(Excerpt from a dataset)
________________

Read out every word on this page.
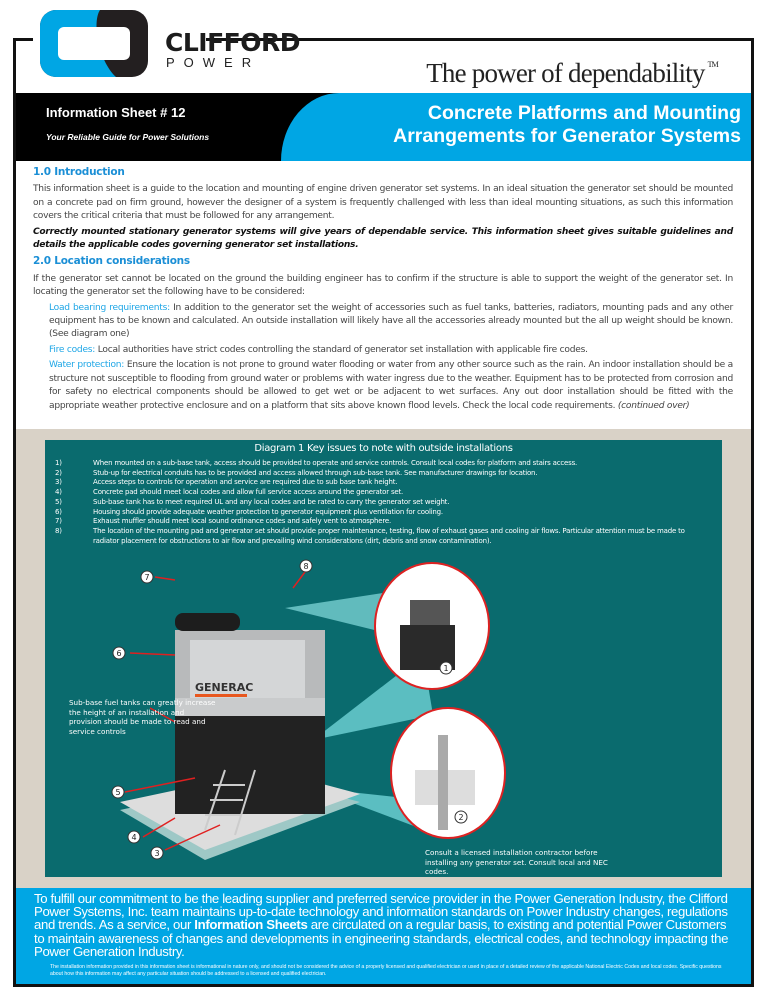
CLIFFORD
POWER	The power of dependability ™
Information Sheet # 12
Your Reliable Guide for Power Solutions
Concrete Platforms and Mounting
Arrangements for Generator Systems
1.0 Introduction

This information sheet is a guide to the location and mounting of engine driven generator set systems. In an ideal situation the generator set should be mounted on a concrete pad on firm ground, however the designer of a system is frequently challenged with less than ideal mounting situations, as such this information covers the critical criteria that must be followed for any arrangement.

Correctly mounted stationary generator systems will give years of dependable service. This information sheet gives suitable guidelines and details the applicable codes governing generator set installations.

2.0 Location considerations

If the generator set cannot be located on the ground the building engineer has to confirm if the structure is able to support the weight of the generator set. In locating the generator set the following have to be considered:

Load bearing requirements: In addition to the generator set the weight of accessories such as fuel tanks, batteries, radiators, mounting pads and any other equipment has to be known and calculated. An outside installation will likely have all the accessories already mounted but the all up weight should be known. (See diagram one)

Fire codes: Local authorities have strict codes controlling the standard of generator set installation with applicable fire codes.

Water protection: Ensure the location is not prone to ground water flooding or water from any other source such as the rain. An indoor installation should be a structure not susceptible to flooding from ground water or problems with water ingress due to the weather. Equipment has to be protected from corrosion and for safety no electrical components should be allowed to get wet or be adjacent to wet surfaces. Any out door installation should be fitted with the appropriate weather protective enclosure and on a platform that sits above known flood levels. Check the local code requirements. (continued over)

Diagram 1 Key issues to note with outside installations
1)	When mounted on a sub-base tank, access should be provided to operate and service controls. Consult local codes for platform and stairs access.
2)	Stub-up for electrical conduits has to be provided and access allowed through sub-base tank. See manufacturer drawings for location.
3)	Access steps to controls for operation and service are required due to sub base tank height.
4)	Concrete pad should meet local codes and allow full service access around the generator set.
5)	Sub-base tank has to meet required UL and any local codes and be rated to carry the generator set weight.
6)	Housing should provide adequate weather protection to generator equipment plus ventilation for cooling.
7)	Exhaust muffler should meet local sound ordinance codes and safely vent to atmosphere.
8)	The location of the mounting pad and generator set should provide proper maintenance, testing, flow of exhaust gases and cooling air flows. Particular attention must be made to radiator placement for obstructions to air flow and prevailing wind considerations (dirt, debris and snow contamination).
GENERAC
1
2
3
4
5
6
7
8
Sub-base fuel tanks can greatly increase the height of an installation and provision should be made to read and service controls
Consult a licensed installation contractor before installing any generator set. Consult local and NEC codes.
To fulfill our commitment to be the leading supplier and preferred service provider in the Power Generation Industry, the Clifford Power Systems, Inc. team maintains up-to-date technology and information standards on Power Industry changes, regulations and trends. As a service, our Information Sheets are circulated on a regular basis, to existing and potential Power Customers to maintain awareness of changes and developments in engineering standards, electrical codes, and technology impacting the Power Generation Industry.
The installation information provided in this information sheet is informational in nature only, and should not be considered the advice of a properly licensed and qualified electrician or used in place of a detailed review of the applicable National Electric Codes and local codes. Specific questions about how this information may affect any particular situation should be addressed to a licensed and qualified electrician.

________________

_Work to complete_.
Leave out every picture and copy the rest of the records exactly.

_Response to the exercise_.
Read out every word on this page.
CLIFFORD
POWER	The power of dependability ™
Information Sheet # 12
Your Reliable Guide for Power Solutions
Concrete Platforms and Mounting
Arrangements for Generator Systems
1.0 Introduction

This information sheet is a guide to the location and mounting of engine driven generator set systems. In an ideal situation the generator set should be mounted on a concrete pad on firm ground, however the designer of a system is frequently challenged with less than ideal mounting situations, as such this information covers the critical criteria that must be followed for any arrangement.

Correctly mounted stationary generator systems will give years of dependable service. This information sheet gives suitable guidelines and details the applicable codes governing generator set installations.

2.0 Location considerations

If the generator set cannot be located on the ground the building engineer has to confirm if the structure is able to support the weight of the generator set. In locating the generator set the following have to be considered:

Load bearing requirements: In addition to the generator set the weight of accessories such as fuel tanks, batteries, radiators, mounting pads and any other equipment has to be known and calculated. An outside installation will likely have all the accessories already mounted but the all up weight should be known. (See diagram one)

Fire codes: Local authorities have strict codes controlling the standard of generator set installation with applicable fire codes.

Water protection: Ensure the location is not prone to ground water flooding or water from any other source such as the rain. An indoor installation should be a structure not susceptible to flooding from ground water or problems with water ingress due to the weather. Equipment has to be protected from corrosion and for safety no electrical components should be allowed to get wet or be adjacent to wet surfaces. Any out door installation should be fitted with the appropriate weather protective enclosure and on a platform that sits above known flood levels. Check the local code requirements. (continued over)

Diagram 1 Key issues to note with outside installations
1)	When mounted on a sub-base tank, access should be provided to operate and service controls. Consult local codes for platform and stairs access.
2)	Stub-up for electrical conduits has to be provided and access allowed through sub-base tank. See manufacturer drawings for location.
3)	Access steps to controls for operation and service are required due to sub base tank height.
4)	Concrete pad should meet local codes and allow full service access around the generator set.
5)	Sub-base tank has to meet required UL and any local codes and be rated to carry the generator set weight.
6)	Housing should provide adequate weather protection to generator equipment plus ventilation for cooling.
7)	Exhaust muffler should meet local sound ordinance codes and safely vent to atmosphere.
8)	The location of the mounting pad and generator set should provide proper maintenance, testing, flow of exhaust gases and cooling air flows. Particular attention must be made to radiator placement for obstructions to air flow and prevailing wind considerations (dirt, debris and snow contamination).
GENERAC
1
2
3
4
5
6
7
8
Sub-base fuel tanks can greatly increase the height of an installation and provision should be made to read and service controls
Consult a licensed installation contractor before installing any generator set. Consult local and NEC codes.
To fulfill our commitment to be the leading supplier and preferred service provider in the Power Generation Industry, the Clifford Power Systems, Inc. team maintains up-to-date technology and information standards on Power Industry changes, regulations and trends. As a service, our Information Sheets are circulated on a regular basis, to existing and potential Power Customers to maintain awareness of changes and developments in engineering standards, electrical codes, and technology impacting the Power Generation Industry.
The installation information provided in this information sheet is informational in nature only, and should not be considered the advice of a properly licensed and qualified electrician or used in place of a detailed review of the applicable National Electric Codes and local codes. Specific questions about how this information may affect any particular situation should be addressed to a licensed and qualified electrician.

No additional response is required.